Extrait du texte →
-- -- --

(Montréal) Les enseignants des universités du Québec sont victimes de cyberintimidation non seulement de la part de leurs étudiants, mais aussi de la part de certains de leurs collègues, révèle la première étude réalisée sur le sujet dans la province.

Des enseignants ont ainsi confié avoir été intimidés en raison de leurs activités syndicales, de leurs prises de position sur la place publique et même de leurs publications dans la presse scientifique.

« À l’université il y a parfois beaucoup de compétition dans certains départements, parfois entre collègues pour des sujets de recherche, pour des prises de position, ça peut froisser un collègue et ensuite il peut nous en vouloir pour le restant de ses jours, a expliqué l’auteur de l’étude, le professeur Stéphane Villeneuve du département de didactique de l’Université du Québec à Montréal.

« Parfois, c’est de la jalousie entre ceux qui ont beaucoup de subventions de recherches et ceux qui en ont peu. Il y a toutes sortes de luttes de pouvoir dans les universités. C’est une réalité. »

-- -- --

Données brutes →
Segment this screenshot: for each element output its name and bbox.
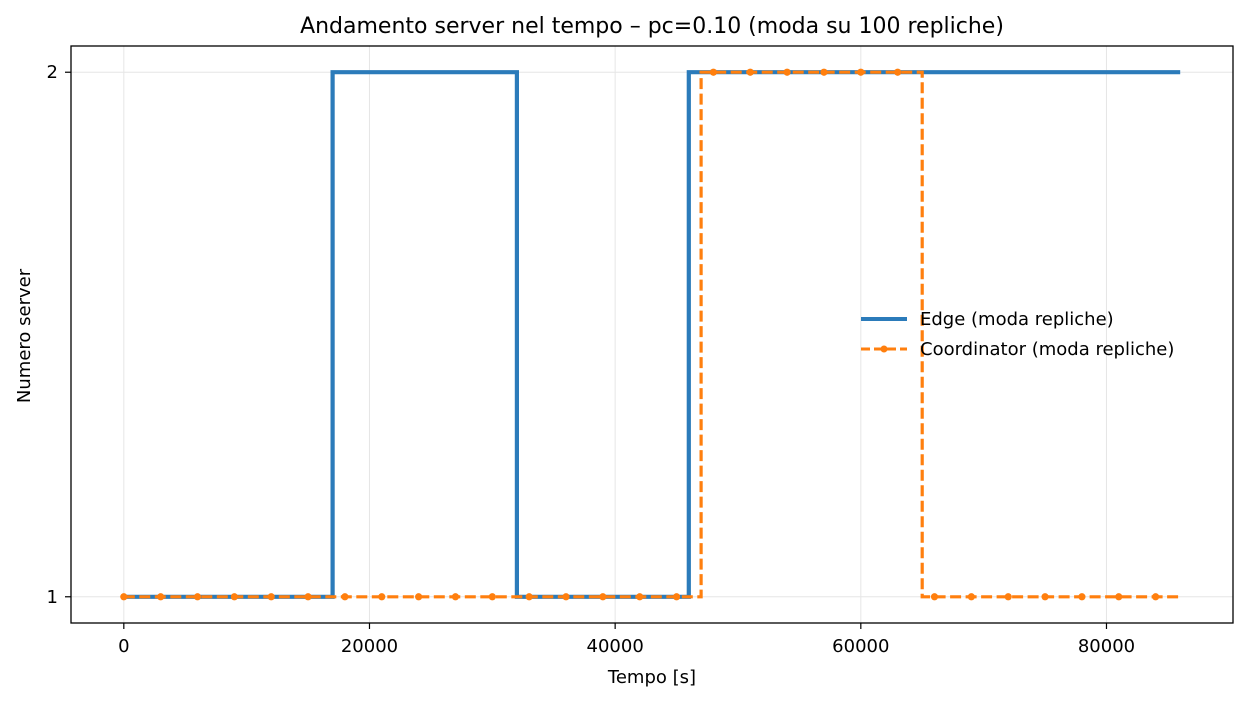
coordinator-marker: [230, 593, 238, 601]
coordinator-marker: [1004, 593, 1012, 601]
coordinator-marker: [1041, 593, 1049, 601]
x-tick-label: 60000: [832, 636, 889, 657]
coordinator-marker: [930, 593, 939, 601]
coordinator-series-line: [123, 70, 1181, 599]
coordinator-marker: [525, 593, 533, 601]
y-tick-label: 2: [47, 62, 58, 83]
coordinator-marker: [1152, 593, 1160, 601]
coordinator-marker: [820, 68, 828, 76]
x-tick-label: 20000: [341, 636, 398, 657]
coordinator-marker: [857, 68, 865, 76]
coordinator-marker: [267, 593, 275, 601]
coordinator-marker: [193, 593, 202, 601]
legend-edge-label: Edge (moda repliche): [920, 309, 1114, 330]
chart-title: Andamento server nel tempo – pc=0.10 (mo…: [300, 14, 1004, 39]
coordinator-marker: [636, 593, 644, 601]
legend: Edge (moda repliche) Coordinator (moda r…: [861, 309, 1174, 360]
coordinator-marker: [1078, 593, 1086, 601]
coordinator-marker: [967, 593, 975, 601]
legend-coordinator-label: Coordinator (moda repliche): [920, 339, 1174, 360]
coordinator-marker: [1115, 593, 1123, 601]
x-axis-label: Tempo [s]: [607, 667, 696, 688]
coordinator-marker: [415, 593, 423, 601]
coordinator-marker: [120, 593, 128, 601]
coordinator-marker: [488, 593, 496, 601]
series-layer: [120, 68, 1181, 601]
coordinator-marker: [783, 68, 791, 76]
coordinator-marker: [562, 593, 570, 601]
legend-coordinator-marker: [880, 345, 888, 353]
plot-frame: [70, 45, 1234, 624]
coordinator-marker: [599, 593, 607, 601]
coordinator-marker: [746, 68, 754, 76]
coordinator-marker: [451, 593, 460, 601]
coordinator-marker: [894, 68, 902, 76]
coordinator-marker: [378, 593, 386, 601]
x-tick-label: 80000: [1078, 636, 1135, 657]
coordinator-marker: [304, 593, 312, 601]
edge-series-line: [123, 70, 1181, 599]
coordinator-marker: [157, 593, 165, 601]
x-tick-label: 0: [118, 636, 129, 657]
coordinator-marker: [341, 593, 349, 601]
y-tick-label: 1: [47, 587, 58, 608]
x-tick-label: 40000: [587, 636, 644, 657]
grid: [71, 46, 1233, 623]
coordinator-marker: [672, 593, 681, 601]
coordinator-marker: [709, 68, 718, 76]
y-axis-label: Numero server: [14, 268, 35, 403]
ticks: 0 20000 40000 60000 80000 1 2: [47, 62, 1136, 657]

-- -- --

Consigne → Pouvez-vous recopier le passage de l'article sur la cyberintimidation allant de « (Montréal) Les enseignants » à « dans la province. » en remplaçant « cyberintimidation » par « harcèlement en ligne » ?

Réponse →
(Montréal) Les enseignants des universités du Québec sont victimes de harcèlement en ligne non seulement de la part de leurs étudiants, mais aussi de la part de certains de leurs collègues, révèle la première étude réalisée sur le sujet dans la province.